— Do this —
Count how many lines below include the string "requests", and give that number without anything else.

[Dataset excerpt]
--- --- ---
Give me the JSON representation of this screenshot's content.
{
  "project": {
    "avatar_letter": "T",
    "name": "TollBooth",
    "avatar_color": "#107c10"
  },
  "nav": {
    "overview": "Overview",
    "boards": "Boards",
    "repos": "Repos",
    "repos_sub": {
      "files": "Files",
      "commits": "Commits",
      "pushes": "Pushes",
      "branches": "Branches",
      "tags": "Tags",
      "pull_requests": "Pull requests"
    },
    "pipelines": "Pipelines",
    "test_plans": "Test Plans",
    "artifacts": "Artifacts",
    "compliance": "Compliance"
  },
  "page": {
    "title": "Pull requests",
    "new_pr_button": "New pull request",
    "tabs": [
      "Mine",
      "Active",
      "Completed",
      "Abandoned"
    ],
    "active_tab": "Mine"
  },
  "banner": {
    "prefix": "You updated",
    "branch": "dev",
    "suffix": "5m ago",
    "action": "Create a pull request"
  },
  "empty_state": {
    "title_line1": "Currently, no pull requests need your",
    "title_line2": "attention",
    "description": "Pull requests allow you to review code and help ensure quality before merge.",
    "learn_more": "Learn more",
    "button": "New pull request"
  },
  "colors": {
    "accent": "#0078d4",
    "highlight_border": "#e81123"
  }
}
--- --- ---
— Exercise answer —
4